Short problem
Using the listing below, select the lines with the word "Dana" and copy them.

Data records
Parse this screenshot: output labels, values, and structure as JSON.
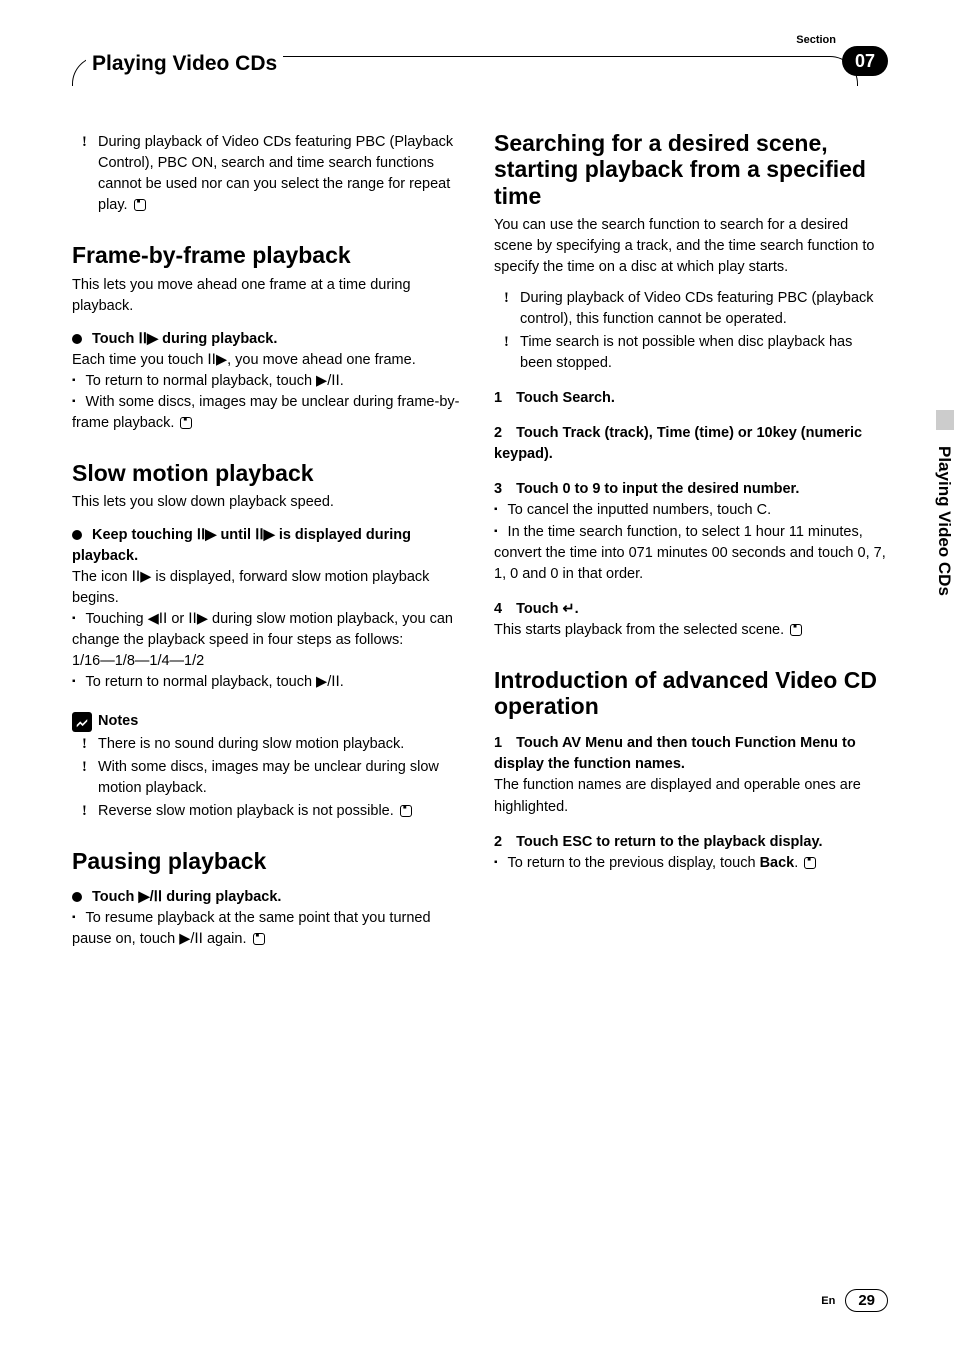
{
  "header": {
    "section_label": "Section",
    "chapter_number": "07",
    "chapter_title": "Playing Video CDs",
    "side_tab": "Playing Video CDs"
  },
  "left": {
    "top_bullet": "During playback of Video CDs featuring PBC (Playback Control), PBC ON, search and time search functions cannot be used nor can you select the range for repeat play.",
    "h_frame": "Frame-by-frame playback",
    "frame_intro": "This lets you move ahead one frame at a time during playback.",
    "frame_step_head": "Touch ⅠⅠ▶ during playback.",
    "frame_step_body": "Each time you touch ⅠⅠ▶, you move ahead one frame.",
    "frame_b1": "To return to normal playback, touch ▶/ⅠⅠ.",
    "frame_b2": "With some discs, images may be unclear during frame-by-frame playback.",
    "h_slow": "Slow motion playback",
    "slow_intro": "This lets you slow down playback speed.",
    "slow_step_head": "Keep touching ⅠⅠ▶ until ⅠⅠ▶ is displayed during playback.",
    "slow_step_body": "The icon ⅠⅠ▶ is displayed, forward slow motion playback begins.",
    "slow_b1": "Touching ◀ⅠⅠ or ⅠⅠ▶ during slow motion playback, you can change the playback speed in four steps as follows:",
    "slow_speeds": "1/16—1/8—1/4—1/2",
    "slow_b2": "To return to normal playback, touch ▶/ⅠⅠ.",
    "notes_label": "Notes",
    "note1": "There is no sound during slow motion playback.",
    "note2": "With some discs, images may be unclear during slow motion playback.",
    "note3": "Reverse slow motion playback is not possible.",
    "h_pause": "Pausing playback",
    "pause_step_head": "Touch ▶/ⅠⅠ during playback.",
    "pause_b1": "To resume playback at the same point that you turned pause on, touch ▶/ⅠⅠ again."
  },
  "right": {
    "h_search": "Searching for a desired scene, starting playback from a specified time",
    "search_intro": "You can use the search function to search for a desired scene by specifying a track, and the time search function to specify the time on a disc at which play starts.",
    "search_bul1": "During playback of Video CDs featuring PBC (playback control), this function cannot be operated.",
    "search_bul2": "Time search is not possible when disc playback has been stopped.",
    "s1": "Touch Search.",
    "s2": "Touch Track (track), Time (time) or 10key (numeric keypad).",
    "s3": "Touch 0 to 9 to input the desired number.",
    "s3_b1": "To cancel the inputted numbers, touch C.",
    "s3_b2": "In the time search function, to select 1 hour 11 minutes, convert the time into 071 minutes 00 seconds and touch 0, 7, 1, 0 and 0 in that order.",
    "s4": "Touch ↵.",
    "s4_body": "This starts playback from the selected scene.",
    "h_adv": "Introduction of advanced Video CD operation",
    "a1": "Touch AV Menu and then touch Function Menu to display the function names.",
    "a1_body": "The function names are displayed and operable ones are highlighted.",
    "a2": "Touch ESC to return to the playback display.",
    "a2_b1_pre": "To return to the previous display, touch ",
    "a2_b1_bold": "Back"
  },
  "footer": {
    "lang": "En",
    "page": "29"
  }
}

==

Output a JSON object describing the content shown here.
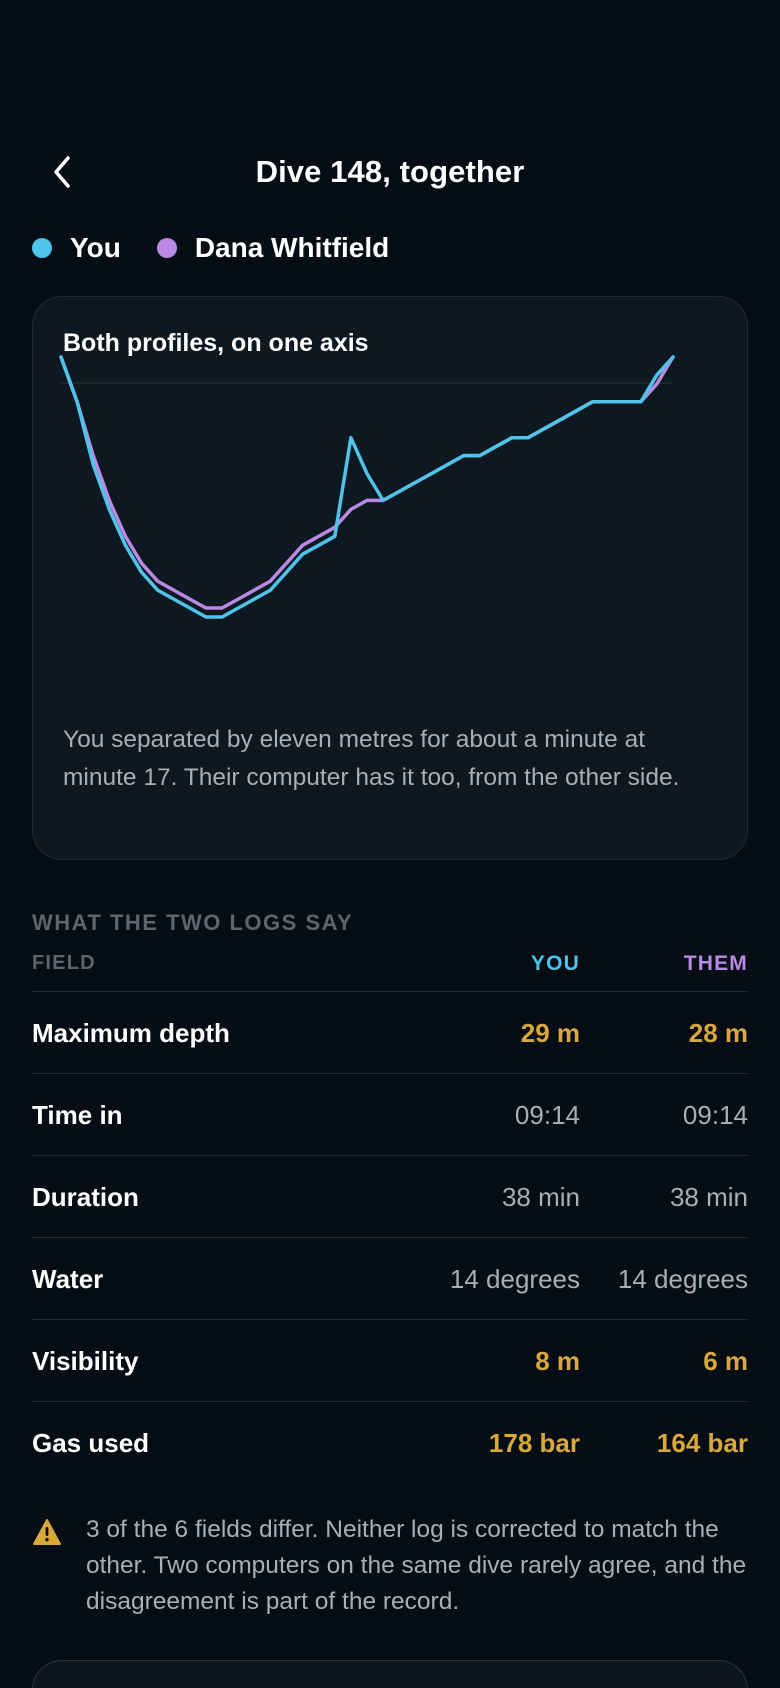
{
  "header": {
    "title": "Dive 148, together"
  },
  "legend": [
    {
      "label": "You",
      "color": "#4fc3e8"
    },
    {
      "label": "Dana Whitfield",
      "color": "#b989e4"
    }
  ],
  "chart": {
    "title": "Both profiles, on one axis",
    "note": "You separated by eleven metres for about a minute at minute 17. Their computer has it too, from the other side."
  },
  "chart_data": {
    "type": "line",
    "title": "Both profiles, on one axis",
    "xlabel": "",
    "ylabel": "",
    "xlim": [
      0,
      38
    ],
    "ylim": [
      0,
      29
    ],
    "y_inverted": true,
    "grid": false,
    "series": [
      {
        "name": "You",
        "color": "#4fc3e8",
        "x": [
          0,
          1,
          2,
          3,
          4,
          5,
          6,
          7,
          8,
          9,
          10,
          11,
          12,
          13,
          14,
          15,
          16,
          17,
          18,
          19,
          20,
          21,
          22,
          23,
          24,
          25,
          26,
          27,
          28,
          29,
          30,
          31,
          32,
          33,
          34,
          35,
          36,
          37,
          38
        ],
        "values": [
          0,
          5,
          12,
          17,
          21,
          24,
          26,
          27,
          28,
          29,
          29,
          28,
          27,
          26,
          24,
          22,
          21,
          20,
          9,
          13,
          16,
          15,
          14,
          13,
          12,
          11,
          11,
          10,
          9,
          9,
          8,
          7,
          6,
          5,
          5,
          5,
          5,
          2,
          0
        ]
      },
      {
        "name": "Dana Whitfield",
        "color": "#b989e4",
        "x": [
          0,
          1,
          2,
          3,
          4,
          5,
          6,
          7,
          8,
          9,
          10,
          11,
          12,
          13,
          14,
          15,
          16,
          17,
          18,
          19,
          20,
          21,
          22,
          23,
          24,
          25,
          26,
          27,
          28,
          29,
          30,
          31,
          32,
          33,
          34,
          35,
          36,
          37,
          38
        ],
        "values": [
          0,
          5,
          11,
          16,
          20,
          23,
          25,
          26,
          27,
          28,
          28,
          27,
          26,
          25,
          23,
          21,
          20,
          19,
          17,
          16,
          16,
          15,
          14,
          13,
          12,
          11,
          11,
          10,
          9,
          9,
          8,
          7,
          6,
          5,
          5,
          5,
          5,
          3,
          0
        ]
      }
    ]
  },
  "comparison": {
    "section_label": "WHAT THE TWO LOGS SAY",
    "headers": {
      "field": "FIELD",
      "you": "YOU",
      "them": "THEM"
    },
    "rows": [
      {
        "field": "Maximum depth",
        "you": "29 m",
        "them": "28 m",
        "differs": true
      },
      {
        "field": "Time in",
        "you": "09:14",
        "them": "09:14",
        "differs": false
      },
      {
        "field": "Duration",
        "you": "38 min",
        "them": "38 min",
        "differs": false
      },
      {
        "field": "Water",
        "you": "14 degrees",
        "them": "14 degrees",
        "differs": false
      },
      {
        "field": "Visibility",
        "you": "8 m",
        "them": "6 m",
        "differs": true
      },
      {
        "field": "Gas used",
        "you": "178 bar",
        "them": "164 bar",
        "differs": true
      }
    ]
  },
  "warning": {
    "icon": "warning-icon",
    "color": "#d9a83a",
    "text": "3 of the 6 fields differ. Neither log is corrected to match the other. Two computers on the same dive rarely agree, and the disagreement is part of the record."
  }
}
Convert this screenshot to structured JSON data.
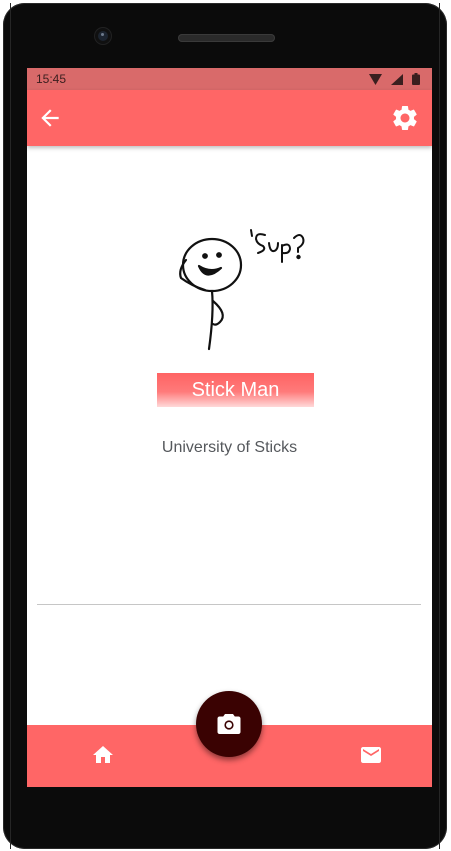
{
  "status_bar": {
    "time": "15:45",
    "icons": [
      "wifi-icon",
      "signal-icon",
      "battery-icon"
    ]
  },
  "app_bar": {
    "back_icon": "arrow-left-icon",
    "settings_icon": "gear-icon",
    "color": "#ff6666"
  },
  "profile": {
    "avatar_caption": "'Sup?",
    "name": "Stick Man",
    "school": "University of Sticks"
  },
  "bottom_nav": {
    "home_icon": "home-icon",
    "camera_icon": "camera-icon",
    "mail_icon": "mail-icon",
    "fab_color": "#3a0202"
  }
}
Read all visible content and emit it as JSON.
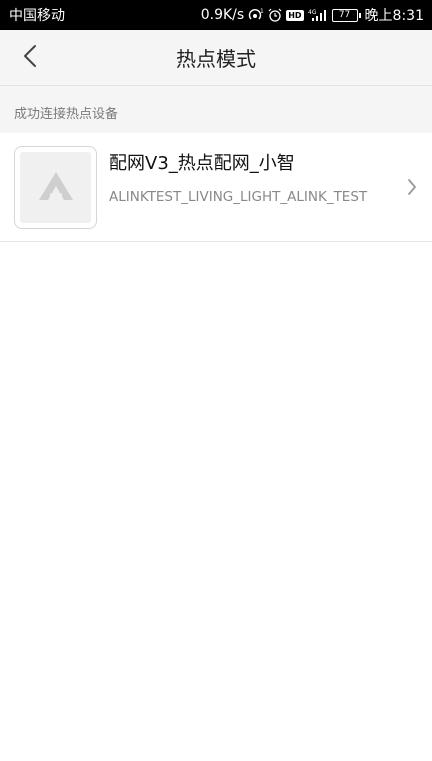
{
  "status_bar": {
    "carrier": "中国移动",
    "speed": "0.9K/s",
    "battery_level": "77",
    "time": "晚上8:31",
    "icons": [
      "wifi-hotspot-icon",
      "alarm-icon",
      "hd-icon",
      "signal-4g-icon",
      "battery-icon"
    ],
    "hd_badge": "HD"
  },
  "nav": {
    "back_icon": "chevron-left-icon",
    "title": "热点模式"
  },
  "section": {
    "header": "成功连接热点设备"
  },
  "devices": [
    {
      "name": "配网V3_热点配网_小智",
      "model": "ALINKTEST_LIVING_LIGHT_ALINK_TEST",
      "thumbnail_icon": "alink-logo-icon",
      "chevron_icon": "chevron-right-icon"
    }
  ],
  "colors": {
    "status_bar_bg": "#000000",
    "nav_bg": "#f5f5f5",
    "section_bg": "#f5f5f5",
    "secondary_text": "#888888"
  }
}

The response
      "label": "Dana Whitfield",
        "name": "Dana Whitfield",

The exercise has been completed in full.